Data records:
* START *
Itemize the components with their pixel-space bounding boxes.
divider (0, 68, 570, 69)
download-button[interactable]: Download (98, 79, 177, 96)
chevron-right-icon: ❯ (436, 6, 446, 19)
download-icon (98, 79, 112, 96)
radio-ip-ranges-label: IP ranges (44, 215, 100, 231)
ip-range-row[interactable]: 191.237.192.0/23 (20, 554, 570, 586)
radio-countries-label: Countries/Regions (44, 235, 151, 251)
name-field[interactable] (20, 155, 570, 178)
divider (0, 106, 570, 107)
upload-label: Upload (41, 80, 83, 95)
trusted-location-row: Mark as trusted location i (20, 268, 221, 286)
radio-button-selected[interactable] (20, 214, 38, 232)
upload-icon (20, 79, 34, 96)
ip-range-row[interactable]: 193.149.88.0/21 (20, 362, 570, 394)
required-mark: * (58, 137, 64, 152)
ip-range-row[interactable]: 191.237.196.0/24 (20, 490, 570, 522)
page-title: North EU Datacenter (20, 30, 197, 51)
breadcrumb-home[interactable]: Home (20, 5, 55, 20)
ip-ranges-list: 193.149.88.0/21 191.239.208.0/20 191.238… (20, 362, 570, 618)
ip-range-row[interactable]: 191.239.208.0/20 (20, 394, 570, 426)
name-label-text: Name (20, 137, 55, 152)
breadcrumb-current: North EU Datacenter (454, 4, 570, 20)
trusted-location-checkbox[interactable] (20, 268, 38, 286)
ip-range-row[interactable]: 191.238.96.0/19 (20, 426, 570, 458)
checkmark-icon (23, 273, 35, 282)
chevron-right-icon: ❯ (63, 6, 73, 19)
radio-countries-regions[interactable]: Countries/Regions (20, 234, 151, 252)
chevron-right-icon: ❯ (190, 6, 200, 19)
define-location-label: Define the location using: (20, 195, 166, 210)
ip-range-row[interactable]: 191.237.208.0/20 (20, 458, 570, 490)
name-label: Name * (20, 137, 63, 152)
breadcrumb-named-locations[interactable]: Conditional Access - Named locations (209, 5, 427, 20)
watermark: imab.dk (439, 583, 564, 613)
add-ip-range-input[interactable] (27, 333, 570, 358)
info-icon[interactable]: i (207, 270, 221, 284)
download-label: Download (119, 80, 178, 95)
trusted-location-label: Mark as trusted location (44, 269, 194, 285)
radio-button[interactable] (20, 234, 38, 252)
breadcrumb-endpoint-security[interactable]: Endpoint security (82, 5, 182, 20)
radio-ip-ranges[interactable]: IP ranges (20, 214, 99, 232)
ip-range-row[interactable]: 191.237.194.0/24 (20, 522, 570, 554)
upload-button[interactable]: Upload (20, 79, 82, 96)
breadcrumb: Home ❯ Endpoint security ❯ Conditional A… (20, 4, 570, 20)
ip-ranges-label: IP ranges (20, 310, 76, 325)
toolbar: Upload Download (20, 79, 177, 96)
* END *
Copy every line of the rows above verbatim.

◆ RESPONSE:
Itemize the components with their pixel-space bounding boxes.
divider (0, 68, 570, 69)
download-button[interactable]: Download (98, 79, 177, 96)
chevron-right-icon: ❯ (436, 6, 446, 19)
download-icon (98, 79, 112, 96)
radio-ip-ranges-label: IP ranges (44, 215, 100, 231)
ip-range-row[interactable]: 191.237.192.0/23 (20, 554, 570, 586)
radio-countries-label: Countries/Regions (44, 235, 151, 251)
name-field[interactable] (20, 155, 570, 178)
divider (0, 106, 570, 107)
upload-label: Upload (41, 80, 83, 95)
trusted-location-row: Mark as trusted location i (20, 268, 221, 286)
radio-button-selected[interactable] (20, 214, 38, 232)
upload-icon (20, 79, 34, 96)
ip-range-row[interactable]: 193.149.88.0/21 (20, 362, 570, 394)
required-mark: * (58, 137, 64, 152)
ip-range-row[interactable]: 191.237.196.0/24 (20, 490, 570, 522)
page-title: North EU Datacenter (20, 30, 197, 51)
breadcrumb-home[interactable]: Home (20, 5, 55, 20)
ip-ranges-list: 193.149.88.0/21 191.239.208.0/20 191.238… (20, 362, 570, 618)
ip-range-row[interactable]: 191.239.208.0/20 (20, 394, 570, 426)
name-label-text: Name (20, 137, 55, 152)
breadcrumb-current: North EU Datacenter (454, 4, 570, 20)
trusted-location-checkbox[interactable] (20, 268, 38, 286)
ip-range-row[interactable]: 191.238.96.0/19 (20, 426, 570, 458)
checkmark-icon (23, 273, 35, 282)
chevron-right-icon: ❯ (63, 6, 73, 19)
radio-countries-regions[interactable]: Countries/Regions (20, 234, 151, 252)
chevron-right-icon: ❯ (190, 6, 200, 19)
define-location-label: Define the location using: (20, 195, 166, 210)
ip-range-row[interactable]: 191.237.208.0/20 (20, 458, 570, 490)
name-label: Name * (20, 137, 63, 152)
breadcrumb-named-locations[interactable]: Conditional Access - Named locations (209, 5, 427, 20)
watermark: imab.dk (439, 583, 564, 613)
add-ip-range-input[interactable] (27, 333, 570, 358)
info-icon[interactable]: i (207, 270, 221, 284)
download-label: Download (119, 80, 178, 95)
trusted-location-label: Mark as trusted location (44, 269, 194, 285)
radio-button[interactable] (20, 234, 38, 252)
breadcrumb-endpoint-security[interactable]: Endpoint security (82, 5, 182, 20)
radio-ip-ranges[interactable]: IP ranges (20, 214, 99, 232)
ip-range-row[interactable]: 191.237.194.0/24 (20, 522, 570, 554)
upload-button[interactable]: Upload (20, 79, 82, 96)
breadcrumb: Home ❯ Endpoint security ❯ Conditional A… (20, 4, 570, 20)
ip-ranges-label: IP ranges (20, 310, 76, 325)
toolbar: Upload Download (20, 79, 177, 96)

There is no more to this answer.